-- Begin INFORMATION GIVEN --

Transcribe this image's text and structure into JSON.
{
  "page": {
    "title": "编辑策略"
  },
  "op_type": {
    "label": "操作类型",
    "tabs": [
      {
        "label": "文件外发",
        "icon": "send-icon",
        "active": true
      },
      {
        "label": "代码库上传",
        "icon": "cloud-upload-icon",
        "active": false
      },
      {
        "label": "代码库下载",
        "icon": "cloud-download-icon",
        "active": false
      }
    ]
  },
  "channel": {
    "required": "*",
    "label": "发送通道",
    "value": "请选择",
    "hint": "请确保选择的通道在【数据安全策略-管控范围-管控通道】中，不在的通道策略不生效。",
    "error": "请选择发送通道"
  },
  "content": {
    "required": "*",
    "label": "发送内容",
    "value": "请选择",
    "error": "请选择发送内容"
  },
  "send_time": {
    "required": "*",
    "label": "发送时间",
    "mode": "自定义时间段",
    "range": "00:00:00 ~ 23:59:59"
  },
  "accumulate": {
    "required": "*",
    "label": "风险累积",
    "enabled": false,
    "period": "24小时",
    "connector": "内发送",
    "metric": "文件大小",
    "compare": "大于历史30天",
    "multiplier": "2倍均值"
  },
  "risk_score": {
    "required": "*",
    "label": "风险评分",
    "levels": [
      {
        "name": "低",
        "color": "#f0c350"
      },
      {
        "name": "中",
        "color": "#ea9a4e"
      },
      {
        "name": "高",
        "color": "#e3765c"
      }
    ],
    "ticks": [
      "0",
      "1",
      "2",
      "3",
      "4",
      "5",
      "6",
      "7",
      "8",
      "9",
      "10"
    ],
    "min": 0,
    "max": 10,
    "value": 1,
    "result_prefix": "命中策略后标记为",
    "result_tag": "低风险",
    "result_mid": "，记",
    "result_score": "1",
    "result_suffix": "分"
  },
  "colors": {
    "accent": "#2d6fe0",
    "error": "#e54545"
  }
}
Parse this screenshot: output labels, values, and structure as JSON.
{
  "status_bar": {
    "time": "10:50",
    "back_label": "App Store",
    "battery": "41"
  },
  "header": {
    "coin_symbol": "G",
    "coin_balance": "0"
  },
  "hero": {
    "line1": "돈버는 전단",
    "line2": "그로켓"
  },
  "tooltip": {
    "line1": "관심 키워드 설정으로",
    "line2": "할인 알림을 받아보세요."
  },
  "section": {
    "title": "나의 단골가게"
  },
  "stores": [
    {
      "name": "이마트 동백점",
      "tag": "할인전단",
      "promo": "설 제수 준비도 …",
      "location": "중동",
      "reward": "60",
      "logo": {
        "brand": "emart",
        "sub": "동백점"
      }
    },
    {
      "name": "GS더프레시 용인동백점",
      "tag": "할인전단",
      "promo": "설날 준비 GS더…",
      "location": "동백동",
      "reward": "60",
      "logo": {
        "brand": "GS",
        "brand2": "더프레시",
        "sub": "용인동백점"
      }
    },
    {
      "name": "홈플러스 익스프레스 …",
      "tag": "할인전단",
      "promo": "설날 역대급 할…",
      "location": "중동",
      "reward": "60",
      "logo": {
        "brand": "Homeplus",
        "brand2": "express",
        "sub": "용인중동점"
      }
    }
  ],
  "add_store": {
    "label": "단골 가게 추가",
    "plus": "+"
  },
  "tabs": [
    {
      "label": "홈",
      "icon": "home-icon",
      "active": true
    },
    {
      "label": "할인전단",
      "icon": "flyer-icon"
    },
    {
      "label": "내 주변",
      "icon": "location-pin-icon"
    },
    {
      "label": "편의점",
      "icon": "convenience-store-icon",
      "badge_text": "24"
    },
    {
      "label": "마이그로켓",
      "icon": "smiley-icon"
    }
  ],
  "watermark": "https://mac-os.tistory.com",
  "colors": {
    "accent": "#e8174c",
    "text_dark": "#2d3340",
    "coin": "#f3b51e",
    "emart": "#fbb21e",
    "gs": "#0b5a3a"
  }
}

-- End INFORMATION GIVEN --

● **WHAT YOU WILL DO**
Identify each line in the entries with the word "active" and copy it.

● **OUTPUT FOR THIS TASK**
        "active": true
        "active": false
        "active": false
      "active": true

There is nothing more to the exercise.